Records that describe figures
----

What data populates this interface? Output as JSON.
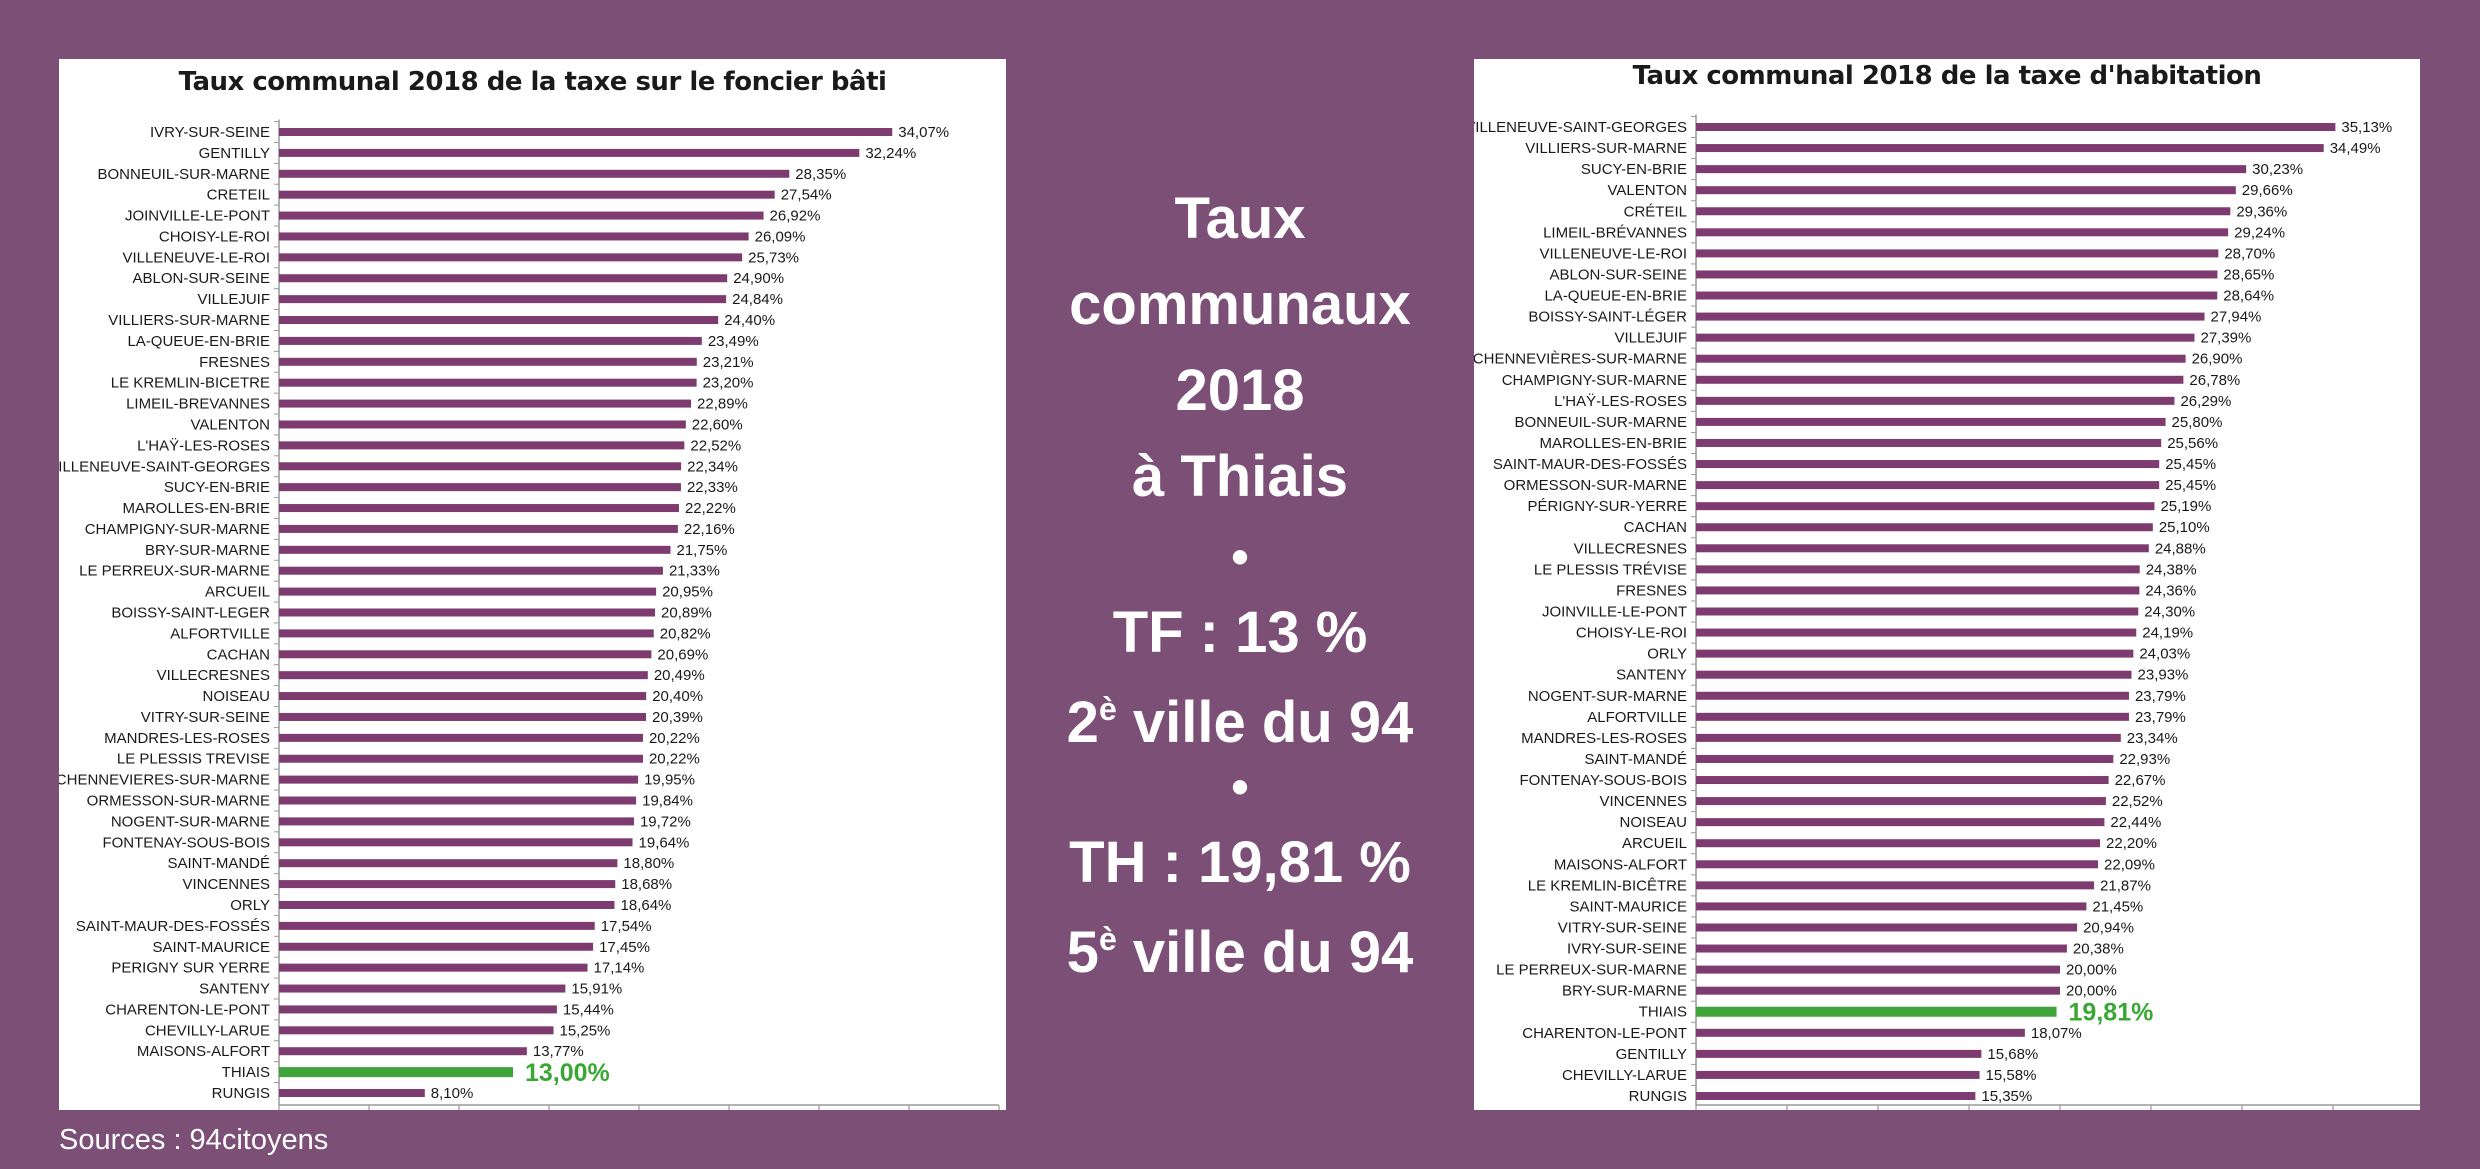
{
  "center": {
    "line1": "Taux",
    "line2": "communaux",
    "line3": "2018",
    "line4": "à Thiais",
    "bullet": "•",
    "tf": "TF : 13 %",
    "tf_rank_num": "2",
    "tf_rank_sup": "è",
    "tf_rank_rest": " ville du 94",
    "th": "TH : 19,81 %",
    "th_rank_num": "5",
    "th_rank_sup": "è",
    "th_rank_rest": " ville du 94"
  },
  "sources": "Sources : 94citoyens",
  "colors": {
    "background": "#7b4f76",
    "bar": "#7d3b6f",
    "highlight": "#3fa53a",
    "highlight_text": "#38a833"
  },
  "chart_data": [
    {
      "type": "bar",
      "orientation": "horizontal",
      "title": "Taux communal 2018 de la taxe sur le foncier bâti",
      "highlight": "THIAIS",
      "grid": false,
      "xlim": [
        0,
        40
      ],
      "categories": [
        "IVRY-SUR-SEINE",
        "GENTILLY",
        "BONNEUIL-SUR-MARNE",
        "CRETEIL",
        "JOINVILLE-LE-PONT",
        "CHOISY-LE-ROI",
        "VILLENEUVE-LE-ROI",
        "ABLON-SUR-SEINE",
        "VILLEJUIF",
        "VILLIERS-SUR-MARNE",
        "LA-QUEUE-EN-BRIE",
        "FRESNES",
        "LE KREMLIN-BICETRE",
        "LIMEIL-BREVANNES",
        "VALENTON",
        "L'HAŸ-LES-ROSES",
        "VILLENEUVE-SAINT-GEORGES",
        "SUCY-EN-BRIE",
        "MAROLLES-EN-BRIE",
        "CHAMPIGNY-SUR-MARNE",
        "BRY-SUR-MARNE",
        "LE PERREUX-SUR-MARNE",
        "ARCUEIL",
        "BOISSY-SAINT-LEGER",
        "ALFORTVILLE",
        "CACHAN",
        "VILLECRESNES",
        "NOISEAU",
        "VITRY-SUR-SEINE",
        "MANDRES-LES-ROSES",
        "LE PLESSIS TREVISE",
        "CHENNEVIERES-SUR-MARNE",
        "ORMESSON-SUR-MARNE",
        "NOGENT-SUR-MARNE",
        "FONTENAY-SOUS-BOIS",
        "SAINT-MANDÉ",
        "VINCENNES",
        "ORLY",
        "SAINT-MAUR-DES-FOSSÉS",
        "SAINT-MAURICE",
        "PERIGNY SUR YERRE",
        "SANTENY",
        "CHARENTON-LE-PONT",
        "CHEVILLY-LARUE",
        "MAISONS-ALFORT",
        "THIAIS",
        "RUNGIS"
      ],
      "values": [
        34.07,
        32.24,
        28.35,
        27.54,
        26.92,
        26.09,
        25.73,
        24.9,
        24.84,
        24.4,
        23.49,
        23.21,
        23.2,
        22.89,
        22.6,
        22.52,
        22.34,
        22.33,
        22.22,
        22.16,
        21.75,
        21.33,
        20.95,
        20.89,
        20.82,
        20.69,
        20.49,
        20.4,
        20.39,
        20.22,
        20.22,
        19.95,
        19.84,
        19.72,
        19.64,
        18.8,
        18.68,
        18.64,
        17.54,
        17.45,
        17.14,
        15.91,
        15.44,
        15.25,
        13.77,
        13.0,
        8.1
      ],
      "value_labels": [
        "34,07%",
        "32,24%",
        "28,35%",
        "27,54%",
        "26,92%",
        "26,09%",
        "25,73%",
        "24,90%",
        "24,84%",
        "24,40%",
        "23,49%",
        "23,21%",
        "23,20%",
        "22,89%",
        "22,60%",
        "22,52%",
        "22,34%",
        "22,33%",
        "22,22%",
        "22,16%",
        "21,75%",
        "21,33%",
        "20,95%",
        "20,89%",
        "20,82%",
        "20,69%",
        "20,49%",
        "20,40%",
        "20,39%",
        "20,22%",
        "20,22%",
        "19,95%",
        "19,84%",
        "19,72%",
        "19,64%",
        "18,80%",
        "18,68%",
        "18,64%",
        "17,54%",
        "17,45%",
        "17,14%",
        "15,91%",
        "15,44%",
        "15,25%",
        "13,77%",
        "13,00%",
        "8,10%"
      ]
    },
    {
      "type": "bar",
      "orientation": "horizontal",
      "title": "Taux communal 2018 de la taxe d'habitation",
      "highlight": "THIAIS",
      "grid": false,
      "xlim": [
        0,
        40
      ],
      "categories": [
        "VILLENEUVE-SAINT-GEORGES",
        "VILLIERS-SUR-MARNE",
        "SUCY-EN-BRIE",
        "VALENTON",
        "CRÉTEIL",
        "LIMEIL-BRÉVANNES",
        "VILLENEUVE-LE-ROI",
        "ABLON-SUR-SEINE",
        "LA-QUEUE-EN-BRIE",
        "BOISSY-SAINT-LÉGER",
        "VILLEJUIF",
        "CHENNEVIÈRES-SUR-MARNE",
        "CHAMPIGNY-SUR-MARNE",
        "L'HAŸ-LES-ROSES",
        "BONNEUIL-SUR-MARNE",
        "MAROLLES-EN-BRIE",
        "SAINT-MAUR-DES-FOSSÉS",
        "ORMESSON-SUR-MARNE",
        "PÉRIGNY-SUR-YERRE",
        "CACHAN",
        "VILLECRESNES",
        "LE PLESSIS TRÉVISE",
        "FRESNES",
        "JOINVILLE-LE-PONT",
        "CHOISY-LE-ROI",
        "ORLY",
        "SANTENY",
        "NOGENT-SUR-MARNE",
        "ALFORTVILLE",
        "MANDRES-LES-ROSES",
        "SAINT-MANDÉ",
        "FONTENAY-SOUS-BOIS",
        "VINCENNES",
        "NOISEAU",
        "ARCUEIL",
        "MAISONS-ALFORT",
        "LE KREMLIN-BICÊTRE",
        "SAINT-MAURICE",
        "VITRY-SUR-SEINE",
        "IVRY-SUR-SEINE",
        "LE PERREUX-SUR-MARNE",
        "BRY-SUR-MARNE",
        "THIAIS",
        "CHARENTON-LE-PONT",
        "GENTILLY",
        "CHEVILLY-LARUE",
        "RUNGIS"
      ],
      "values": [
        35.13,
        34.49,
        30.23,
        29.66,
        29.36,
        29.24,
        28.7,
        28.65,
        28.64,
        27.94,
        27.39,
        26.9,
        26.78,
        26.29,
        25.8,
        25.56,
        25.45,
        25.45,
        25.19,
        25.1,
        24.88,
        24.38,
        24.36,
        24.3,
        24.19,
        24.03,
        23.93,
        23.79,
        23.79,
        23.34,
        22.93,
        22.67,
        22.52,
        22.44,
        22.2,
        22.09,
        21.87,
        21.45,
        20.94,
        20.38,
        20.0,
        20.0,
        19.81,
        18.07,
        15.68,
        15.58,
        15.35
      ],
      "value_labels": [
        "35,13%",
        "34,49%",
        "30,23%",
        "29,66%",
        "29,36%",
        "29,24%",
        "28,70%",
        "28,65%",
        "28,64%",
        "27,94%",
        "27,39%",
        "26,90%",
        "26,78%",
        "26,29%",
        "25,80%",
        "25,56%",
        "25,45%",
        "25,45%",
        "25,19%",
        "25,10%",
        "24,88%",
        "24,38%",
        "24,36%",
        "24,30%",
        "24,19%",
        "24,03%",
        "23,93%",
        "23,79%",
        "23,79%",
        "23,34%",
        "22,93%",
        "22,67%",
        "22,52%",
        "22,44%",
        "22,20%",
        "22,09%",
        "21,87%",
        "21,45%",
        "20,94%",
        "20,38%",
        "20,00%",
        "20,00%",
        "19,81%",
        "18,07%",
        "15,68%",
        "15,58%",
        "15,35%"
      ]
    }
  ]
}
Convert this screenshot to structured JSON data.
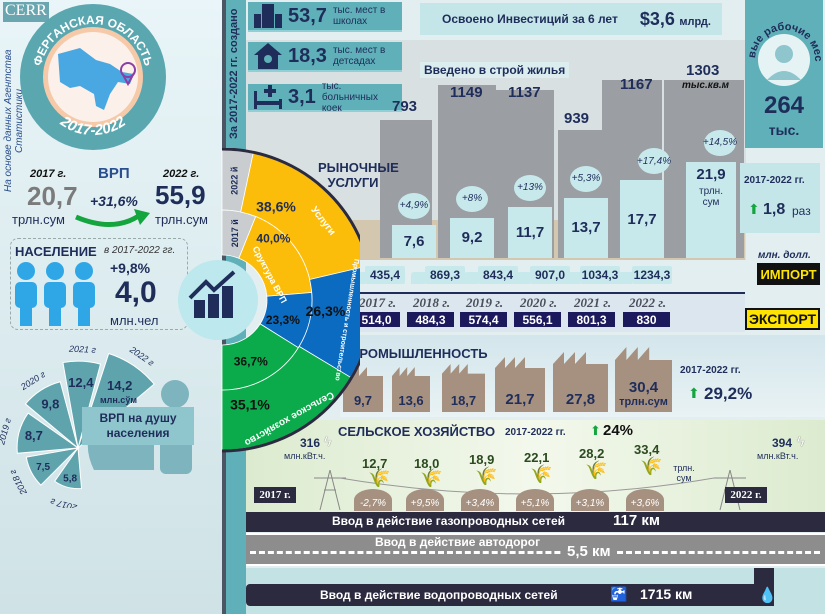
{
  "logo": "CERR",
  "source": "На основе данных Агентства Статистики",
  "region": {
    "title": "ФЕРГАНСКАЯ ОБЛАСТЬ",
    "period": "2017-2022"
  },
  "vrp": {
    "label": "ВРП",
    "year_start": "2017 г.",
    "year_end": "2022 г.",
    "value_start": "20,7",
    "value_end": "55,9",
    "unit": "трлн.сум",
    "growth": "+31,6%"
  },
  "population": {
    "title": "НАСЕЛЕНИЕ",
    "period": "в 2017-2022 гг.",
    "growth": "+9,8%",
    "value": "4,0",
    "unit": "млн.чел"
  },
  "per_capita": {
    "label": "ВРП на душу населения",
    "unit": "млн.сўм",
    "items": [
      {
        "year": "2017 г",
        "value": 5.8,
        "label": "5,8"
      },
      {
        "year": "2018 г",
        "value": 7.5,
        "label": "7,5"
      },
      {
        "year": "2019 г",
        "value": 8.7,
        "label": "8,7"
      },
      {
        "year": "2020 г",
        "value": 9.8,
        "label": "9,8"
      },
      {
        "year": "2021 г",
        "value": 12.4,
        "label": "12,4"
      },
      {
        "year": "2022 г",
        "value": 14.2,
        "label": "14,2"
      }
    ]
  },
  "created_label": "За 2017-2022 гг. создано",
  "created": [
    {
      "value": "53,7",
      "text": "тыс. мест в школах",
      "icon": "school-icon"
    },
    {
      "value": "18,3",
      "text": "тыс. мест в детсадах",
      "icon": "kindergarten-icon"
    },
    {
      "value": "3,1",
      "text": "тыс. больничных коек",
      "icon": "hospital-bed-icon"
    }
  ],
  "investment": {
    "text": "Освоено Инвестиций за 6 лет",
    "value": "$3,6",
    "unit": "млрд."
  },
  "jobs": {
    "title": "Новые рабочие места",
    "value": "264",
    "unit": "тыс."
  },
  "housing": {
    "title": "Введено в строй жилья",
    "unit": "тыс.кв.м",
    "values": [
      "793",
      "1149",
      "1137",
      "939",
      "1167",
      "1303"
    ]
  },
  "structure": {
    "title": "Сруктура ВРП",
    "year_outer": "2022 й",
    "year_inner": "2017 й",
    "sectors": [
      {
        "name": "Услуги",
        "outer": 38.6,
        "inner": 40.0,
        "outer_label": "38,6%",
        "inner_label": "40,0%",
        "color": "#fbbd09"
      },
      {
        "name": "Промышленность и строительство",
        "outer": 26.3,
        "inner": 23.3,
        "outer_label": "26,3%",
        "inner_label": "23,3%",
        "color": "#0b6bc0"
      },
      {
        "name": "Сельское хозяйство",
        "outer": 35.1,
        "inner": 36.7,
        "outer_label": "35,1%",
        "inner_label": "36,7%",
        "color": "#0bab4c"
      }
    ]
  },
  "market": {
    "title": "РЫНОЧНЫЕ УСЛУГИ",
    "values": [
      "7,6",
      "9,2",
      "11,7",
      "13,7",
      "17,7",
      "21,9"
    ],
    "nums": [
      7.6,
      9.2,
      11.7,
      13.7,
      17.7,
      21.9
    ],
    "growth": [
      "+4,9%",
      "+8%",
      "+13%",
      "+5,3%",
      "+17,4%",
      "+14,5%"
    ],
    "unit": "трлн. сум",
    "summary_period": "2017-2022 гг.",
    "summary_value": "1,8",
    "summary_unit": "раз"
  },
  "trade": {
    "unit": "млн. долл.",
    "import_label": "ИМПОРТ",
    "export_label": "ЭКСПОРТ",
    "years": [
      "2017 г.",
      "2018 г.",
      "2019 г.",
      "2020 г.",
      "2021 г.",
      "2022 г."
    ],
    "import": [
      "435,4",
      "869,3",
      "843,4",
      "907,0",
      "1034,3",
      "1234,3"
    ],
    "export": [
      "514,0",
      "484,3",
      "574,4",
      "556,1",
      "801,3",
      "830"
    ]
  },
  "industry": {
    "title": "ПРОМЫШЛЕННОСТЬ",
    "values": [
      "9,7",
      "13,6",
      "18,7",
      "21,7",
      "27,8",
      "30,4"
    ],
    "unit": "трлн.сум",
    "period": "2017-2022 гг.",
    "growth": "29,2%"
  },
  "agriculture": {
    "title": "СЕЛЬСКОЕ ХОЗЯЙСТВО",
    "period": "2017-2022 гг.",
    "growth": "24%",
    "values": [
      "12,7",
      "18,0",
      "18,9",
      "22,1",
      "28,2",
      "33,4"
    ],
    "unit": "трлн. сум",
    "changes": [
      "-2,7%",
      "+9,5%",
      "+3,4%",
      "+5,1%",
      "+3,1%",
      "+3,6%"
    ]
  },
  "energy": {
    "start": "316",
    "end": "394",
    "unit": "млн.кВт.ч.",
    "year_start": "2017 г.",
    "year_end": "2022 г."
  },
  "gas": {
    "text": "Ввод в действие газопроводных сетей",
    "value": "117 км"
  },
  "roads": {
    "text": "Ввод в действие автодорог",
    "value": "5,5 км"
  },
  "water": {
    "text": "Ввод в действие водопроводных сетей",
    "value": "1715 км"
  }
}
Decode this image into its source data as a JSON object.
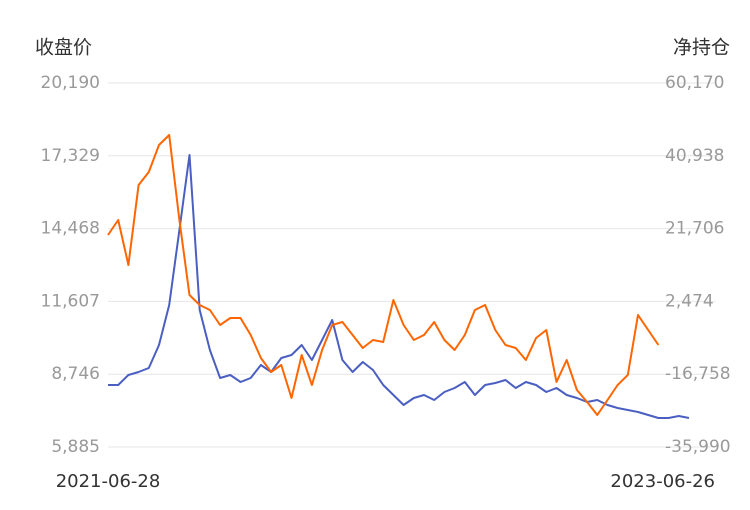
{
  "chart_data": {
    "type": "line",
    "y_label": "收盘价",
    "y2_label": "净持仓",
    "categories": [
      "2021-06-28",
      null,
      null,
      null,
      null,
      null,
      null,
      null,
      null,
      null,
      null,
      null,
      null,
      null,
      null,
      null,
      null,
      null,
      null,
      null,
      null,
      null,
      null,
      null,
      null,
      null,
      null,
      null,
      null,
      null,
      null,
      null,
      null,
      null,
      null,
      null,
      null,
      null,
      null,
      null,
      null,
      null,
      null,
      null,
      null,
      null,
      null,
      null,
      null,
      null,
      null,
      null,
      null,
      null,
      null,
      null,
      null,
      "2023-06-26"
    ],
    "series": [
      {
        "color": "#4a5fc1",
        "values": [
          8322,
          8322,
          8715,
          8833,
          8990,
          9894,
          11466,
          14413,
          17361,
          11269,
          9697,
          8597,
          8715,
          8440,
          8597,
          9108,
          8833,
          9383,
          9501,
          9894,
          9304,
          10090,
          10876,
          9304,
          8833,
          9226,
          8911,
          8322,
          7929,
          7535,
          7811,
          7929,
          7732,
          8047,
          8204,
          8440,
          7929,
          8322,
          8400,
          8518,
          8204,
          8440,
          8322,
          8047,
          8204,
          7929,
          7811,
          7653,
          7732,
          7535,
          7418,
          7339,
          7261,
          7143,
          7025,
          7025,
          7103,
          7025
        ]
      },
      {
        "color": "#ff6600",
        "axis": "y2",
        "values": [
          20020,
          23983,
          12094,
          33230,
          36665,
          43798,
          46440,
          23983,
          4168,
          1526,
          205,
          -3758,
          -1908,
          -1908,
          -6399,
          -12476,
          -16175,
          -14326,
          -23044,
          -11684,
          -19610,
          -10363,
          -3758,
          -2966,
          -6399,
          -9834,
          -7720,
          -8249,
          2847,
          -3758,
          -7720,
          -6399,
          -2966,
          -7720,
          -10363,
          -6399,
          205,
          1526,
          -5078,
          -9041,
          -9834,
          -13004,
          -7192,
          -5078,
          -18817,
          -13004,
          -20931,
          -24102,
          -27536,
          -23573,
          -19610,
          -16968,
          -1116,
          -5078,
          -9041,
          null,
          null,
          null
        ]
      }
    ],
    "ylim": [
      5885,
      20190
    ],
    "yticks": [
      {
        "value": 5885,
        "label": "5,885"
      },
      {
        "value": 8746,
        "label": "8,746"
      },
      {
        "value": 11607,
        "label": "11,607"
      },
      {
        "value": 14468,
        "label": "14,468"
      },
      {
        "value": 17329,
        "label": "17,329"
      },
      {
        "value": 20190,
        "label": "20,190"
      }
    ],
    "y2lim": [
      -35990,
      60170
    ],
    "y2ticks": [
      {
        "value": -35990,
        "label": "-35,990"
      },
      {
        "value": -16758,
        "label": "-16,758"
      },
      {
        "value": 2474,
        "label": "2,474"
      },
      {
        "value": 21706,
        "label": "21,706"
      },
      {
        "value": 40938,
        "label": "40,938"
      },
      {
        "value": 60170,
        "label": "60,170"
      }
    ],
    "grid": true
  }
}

----

#### WORK INSTRUCTIONS:
Filter the entries and copy out every line with the word "JSON".

#### CORRECT RESPONSE:
What data populates this interface? Output as JSON.
Convert this screenshot to structured JSON data.
Decode this image into its source data as a JSON object.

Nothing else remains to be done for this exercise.